Your objective: Return the listing below verbatim. Pictures do not belong in the copy.

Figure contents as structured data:
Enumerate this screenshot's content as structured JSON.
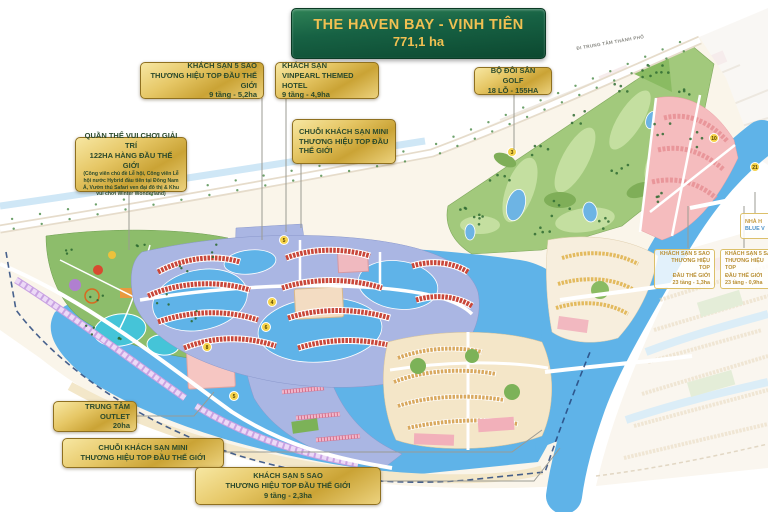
{
  "banner": {
    "title": "THE HAVEN BAY - VỊNH TIÊN",
    "area": "771,1 ha",
    "bg_color": "#15623c",
    "text_color": "#f0c052"
  },
  "road_label": "ĐI TRUNG TÂM THÀNH PHỐ",
  "callouts": [
    {
      "id": "hotel-5sao-52ha",
      "lines": [
        "KHÁCH SẠN 5 SAO",
        "THƯƠNG HIỆU TOP ĐẦU THẾ GIỚI",
        "9 tầng - 5,2ha"
      ]
    },
    {
      "id": "vinpearl-hotel",
      "lines": [
        "KHÁCH SẠN",
        "VINPEARL THEMED HOTEL",
        "9 tầng - 4,9ha"
      ]
    },
    {
      "id": "golf",
      "lines": [
        "BỘ ĐÔI SÂN GOLF",
        "18 LỖ - 155HA"
      ]
    },
    {
      "id": "mini-hotels-top",
      "lines": [
        "CHUỖI KHÁCH SẠN MINI",
        "THƯƠNG HIỆU TOP ĐẦU",
        "THẾ GIỚI"
      ]
    },
    {
      "id": "theme-park",
      "lines": [
        "QUẦN THỂ VUI CHƠI GIẢI TRÍ",
        "122HA HÀNG ĐẦU THẾ GIỚI"
      ],
      "sub": "(Công viên chủ đề Lễ hội, Công viên Lễ hội nước Hybrid đầu tiên tại Đông Nam Á, Vườn thú Safari ven đại đô thị & Khu vui chơi Winter Wonderland)"
    },
    {
      "id": "outlet",
      "lines": [
        "TRUNG TÂM OUTLET",
        "20ha"
      ]
    },
    {
      "id": "mini-hotels-bottom",
      "lines": [
        "CHUỖI KHÁCH SẠN MINI",
        "THƯƠNG HIỆU TOP ĐẦU THẾ GIỚI"
      ]
    },
    {
      "id": "hotel-5sao-23ha",
      "lines": [
        "KHÁCH SẠN 5 SAO",
        "THƯƠNG HIỆU TOP ĐẦU THẾ GIỚI",
        "9 tầng - 2,3ha"
      ]
    },
    {
      "id": "hotel-23t-13ha",
      "lines": [
        "KHÁCH SẠN 5 SAO",
        "THƯƠNG HIỆU TOP",
        "ĐẦU THẾ GIỚI",
        "23 tầng - 1,3ha"
      ]
    },
    {
      "id": "hotel-23t-09ha",
      "lines": [
        "KHÁCH SẠN 5 SAO",
        "THƯƠNG HIỆU TOP",
        "ĐẦU THẾ GIỚI",
        "23 tầng - 0,9ha"
      ]
    },
    {
      "id": "blue-label",
      "lines": [
        "NHÀ H",
        "BLUE V"
      ]
    }
  ],
  "markers": [
    {
      "label": "3",
      "x": 512,
      "y": 152
    },
    {
      "label": "5",
      "x": 284,
      "y": 240
    },
    {
      "label": "4",
      "x": 272,
      "y": 302
    },
    {
      "label": "6",
      "x": 266,
      "y": 327
    },
    {
      "label": "8",
      "x": 207,
      "y": 347
    },
    {
      "label": "5",
      "x": 234,
      "y": 396
    },
    {
      "label": "10",
      "x": 714,
      "y": 138
    },
    {
      "label": "21",
      "x": 755,
      "y": 167
    }
  ],
  "colors": {
    "water": "#5fb3e8",
    "golf_green": "#a2c97c",
    "residential_pink": "#f5bcbe",
    "marina_base": "#aab6e3",
    "rowhouse_red": "#c9473a",
    "rowhouse_tan": "#d9a95f",
    "lavender": "#dcbaee",
    "gold": "#d9b54a",
    "banner_green": "#156140"
  }
}
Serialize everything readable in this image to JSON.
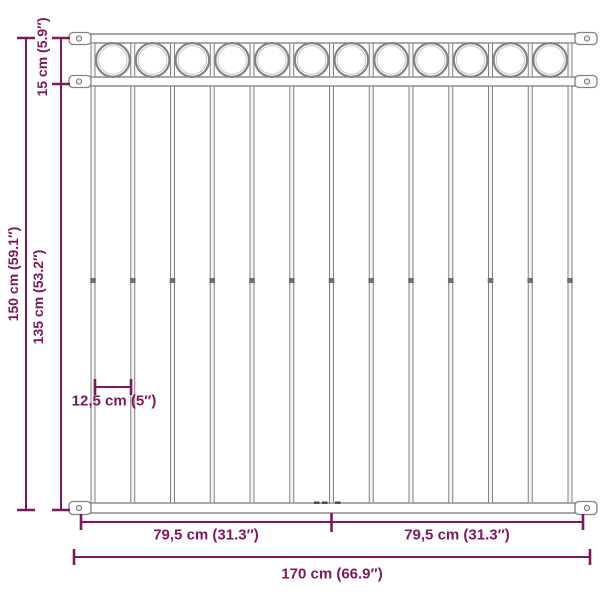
{
  "diagram": {
    "background_color": "#ffffff",
    "accent_color": "#7E175B",
    "fence_color": "#828282",
    "fence_light_color": "#c6c6c6",
    "fence": {
      "ring_count": 12,
      "bar_count": 13,
      "rail_count": 3,
      "bracket_count": 6
    },
    "dimensions": {
      "total_height": {
        "label": "150 cm (59.1″)"
      },
      "lower_height": {
        "label": "135 cm (53.2″)"
      },
      "top_section_height": {
        "label": "15 cm (5.9″)"
      },
      "bar_spacing": {
        "label": "12,5 cm (5″)"
      },
      "half_width_left": {
        "label": "79,5 cm (31.3″)"
      },
      "half_width_right": {
        "label": "79,5 cm (31.3″)"
      },
      "total_width": {
        "label": "170 cm (66.9″)"
      }
    }
  }
}
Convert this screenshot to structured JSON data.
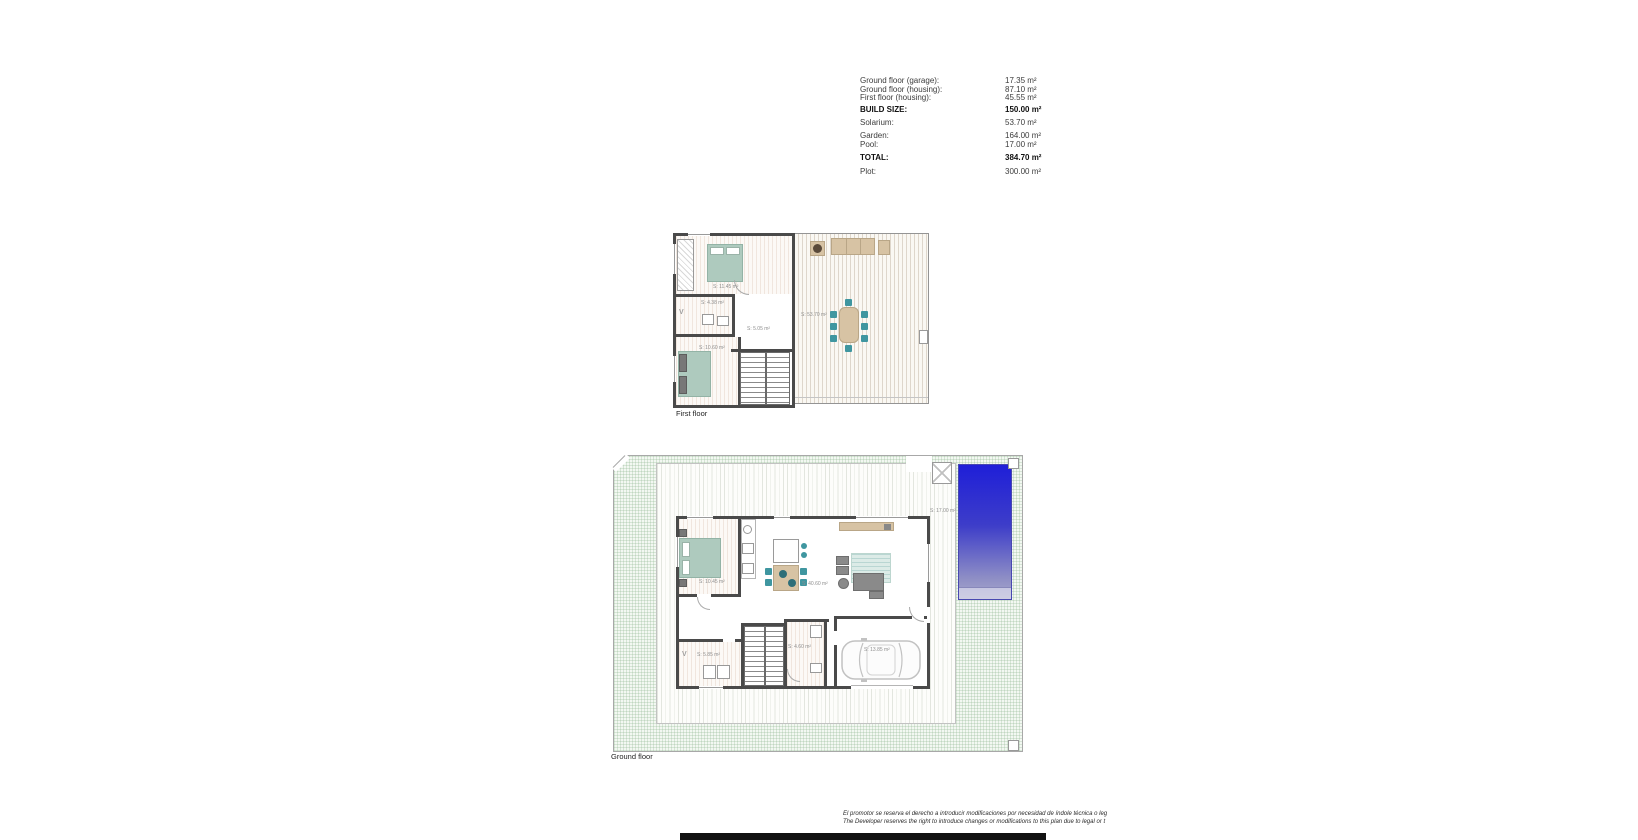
{
  "area_table": {
    "rows": [
      {
        "label": "Ground floor (garage):",
        "value": "17.35 m²"
      },
      {
        "label": "Ground floor (housing):",
        "value": "87.10 m²"
      },
      {
        "label": "First floor (housing):",
        "value": "45.55 m²"
      },
      {
        "label": "BUILD SIZE:",
        "value": "150.00 m²"
      },
      {
        "label": "Solarium:",
        "value": "53.70 m²"
      },
      {
        "label": "Garden:",
        "value": "164.00 m²"
      },
      {
        "label": "Pool:",
        "value": "17.00 m²"
      },
      {
        "label": "TOTAL:",
        "value": "384.70 m²"
      },
      {
        "label": "Plot:",
        "value": "300.00 m²"
      }
    ]
  },
  "first_floor": {
    "caption": "First floor",
    "labels": {
      "bedroom_1": "S: 11.45 m²",
      "bathroom": "S: 4.38 m²",
      "hall": "S: 5.05 m²",
      "bedroom_2": "S: 10.60 m²",
      "solarium": "S: 53.70 m²"
    }
  },
  "ground_floor": {
    "caption": "Ground floor",
    "labels": {
      "bedroom": "S: 10.45 m²",
      "living_kitchen": "S: 40.60 m²",
      "bathroom": "S: 4.60 m²",
      "laundry": "S: 5.85 m²",
      "garage": "S: 13.85 m²",
      "pool": "S: 17.00 m²"
    }
  },
  "symbols": {
    "vent": "V"
  },
  "disclaimer": {
    "line_es": "El promotor se reserva el derecho a introducir modificaciones por necesidad de índole técnica o leg",
    "line_en": "The Developer reserves the right to introduce changes or modifications to this plan due to legal or t"
  }
}
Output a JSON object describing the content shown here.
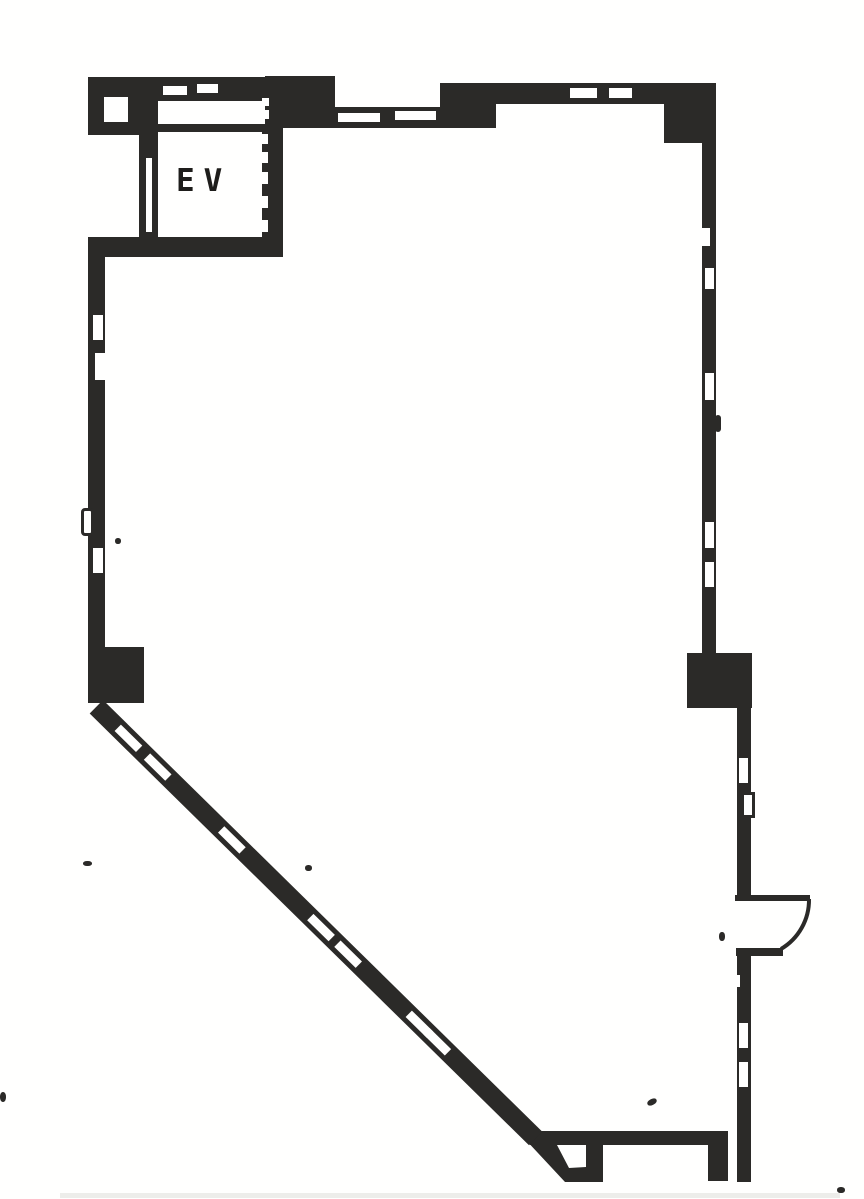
{
  "floorplan": {
    "elevator_label": "EV",
    "colors": {
      "wall": "#2e2d2b",
      "paper": "#fbfbf9",
      "smudge": "#e9e9e6",
      "label": "#22211f"
    }
  }
}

Answer to this task:
Enumerate this screenshot's content as structured JSON.
{
  "banner": {
    "title": "THE HAVEN BAY - VỊNH TIÊN",
    "area": "771,1 ha",
    "bg_color": "#15623c",
    "text_color": "#f0c052"
  },
  "road_label": "ĐI TRUNG TÂM THÀNH PHỐ",
  "callouts": [
    {
      "id": "hotel-5sao-52ha",
      "lines": [
        "KHÁCH SẠN 5 SAO",
        "THƯƠNG HIỆU TOP ĐẦU THẾ GIỚI",
        "9 tầng - 5,2ha"
      ]
    },
    {
      "id": "vinpearl-hotel",
      "lines": [
        "KHÁCH SẠN",
        "VINPEARL THEMED HOTEL",
        "9 tầng - 4,9ha"
      ]
    },
    {
      "id": "golf",
      "lines": [
        "BỘ ĐÔI SÂN GOLF",
        "18 LỖ - 155HA"
      ]
    },
    {
      "id": "mini-hotels-top",
      "lines": [
        "CHUỖI KHÁCH SẠN MINI",
        "THƯƠNG HIỆU TOP ĐẦU",
        "THẾ GIỚI"
      ]
    },
    {
      "id": "theme-park",
      "lines": [
        "QUẦN THỂ VUI CHƠI GIẢI TRÍ",
        "122HA HÀNG ĐẦU THẾ GIỚI"
      ],
      "sub": "(Công viên chủ đề Lễ hội, Công viên Lễ hội nước Hybrid đầu tiên tại Đông Nam Á, Vườn thú Safari ven đại đô thị & Khu vui chơi Winter Wonderland)"
    },
    {
      "id": "outlet",
      "lines": [
        "TRUNG TÂM OUTLET",
        "20ha"
      ]
    },
    {
      "id": "mini-hotels-bottom",
      "lines": [
        "CHUỖI KHÁCH SẠN MINI",
        "THƯƠNG HIỆU TOP ĐẦU THẾ GIỚI"
      ]
    },
    {
      "id": "hotel-5sao-23ha",
      "lines": [
        "KHÁCH SẠN 5 SAO",
        "THƯƠNG HIỆU TOP ĐẦU THẾ GIỚI",
        "9 tầng - 2,3ha"
      ]
    },
    {
      "id": "hotel-23t-13ha",
      "lines": [
        "KHÁCH SẠN 5 SAO",
        "THƯƠNG HIỆU TOP",
        "ĐẦU THẾ GIỚI",
        "23 tầng - 1,3ha"
      ]
    },
    {
      "id": "hotel-23t-09ha",
      "lines": [
        "KHÁCH SẠN 5 SAO",
        "THƯƠNG HIỆU TOP",
        "ĐẦU THẾ GIỚI",
        "23 tầng - 0,9ha"
      ]
    },
    {
      "id": "blue-label",
      "lines": [
        "NHÀ H",
        "BLUE V"
      ]
    }
  ],
  "markers": [
    {
      "label": "3",
      "x": 512,
      "y": 152
    },
    {
      "label": "5",
      "x": 284,
      "y": 240
    },
    {
      "label": "4",
      "x": 272,
      "y": 302
    },
    {
      "label": "6",
      "x": 266,
      "y": 327
    },
    {
      "label": "8",
      "x": 207,
      "y": 347
    },
    {
      "label": "5",
      "x": 234,
      "y": 396
    },
    {
      "label": "10",
      "x": 714,
      "y": 138
    },
    {
      "label": "21",
      "x": 755,
      "y": 167
    }
  ],
  "colors": {
    "water": "#5fb3e8",
    "golf_green": "#a2c97c",
    "residential_pink": "#f5bcbe",
    "marina_base": "#aab6e3",
    "rowhouse_red": "#c9473a",
    "rowhouse_tan": "#d9a95f",
    "lavender": "#dcbaee",
    "gold": "#d9b54a",
    "banner_green": "#156140"
  }
}
Serialize everything readable in this image to JSON.
{
  "diagram": {
    "background_color": "#ffffff",
    "accent_color": "#7E175B",
    "fence_color": "#828282",
    "fence_light_color": "#c6c6c6",
    "fence": {
      "ring_count": 12,
      "bar_count": 13,
      "rail_count": 3,
      "bracket_count": 6
    },
    "dimensions": {
      "total_height": {
        "label": "150 cm (59.1″)"
      },
      "lower_height": {
        "label": "135 cm (53.2″)"
      },
      "top_section_height": {
        "label": "15 cm (5.9″)"
      },
      "bar_spacing": {
        "label": "12,5 cm (5″)"
      },
      "half_width_left": {
        "label": "79,5 cm (31.3″)"
      },
      "half_width_right": {
        "label": "79,5 cm (31.3″)"
      },
      "total_width": {
        "label": "170 cm (66.9″)"
      }
    }
  }
}
Convert this screenshot to structured JSON data.
{
  "area_table": {
    "rows": [
      {
        "label": "Ground floor (garage):",
        "value": "17.35 m²"
      },
      {
        "label": "Ground floor (housing):",
        "value": "87.10 m²"
      },
      {
        "label": "First floor (housing):",
        "value": "45.55 m²"
      },
      {
        "label": "BUILD SIZE:",
        "value": "150.00 m²"
      },
      {
        "label": "Solarium:",
        "value": "53.70 m²"
      },
      {
        "label": "Garden:",
        "value": "164.00 m²"
      },
      {
        "label": "Pool:",
        "value": "17.00 m²"
      },
      {
        "label": "TOTAL:",
        "value": "384.70 m²"
      },
      {
        "label": "Plot:",
        "value": "300.00 m²"
      }
    ]
  },
  "first_floor": {
    "caption": "First floor",
    "labels": {
      "bedroom_1": "S: 11.45 m²",
      "bathroom": "S: 4.38 m²",
      "hall": "S: 5.05 m²",
      "bedroom_2": "S: 10.60 m²",
      "solarium": "S: 53.70 m²"
    }
  },
  "ground_floor": {
    "caption": "Ground floor",
    "labels": {
      "bedroom": "S: 10.45 m²",
      "living_kitchen": "S: 40.60 m²",
      "bathroom": "S: 4.60 m²",
      "laundry": "S: 5.85 m²",
      "garage": "S: 13.85 m²",
      "pool": "S: 17.00 m²"
    }
  },
  "symbols": {
    "vent": "V"
  },
  "disclaimer": {
    "line_es": "El promotor se reserva el derecho a introducir modificaciones por necesidad de índole técnica o leg",
    "line_en": "The Developer reserves the right to introduce changes or modifications to this plan due to legal or t"
  }
}
Output a JSON object describing the content shown here.
{
  "floorplan": {
    "elevator_label": "EV",
    "colors": {
      "wall": "#2e2d2b",
      "paper": "#fbfbf9",
      "smudge": "#e9e9e6",
      "label": "#22211f"
    }
  }
}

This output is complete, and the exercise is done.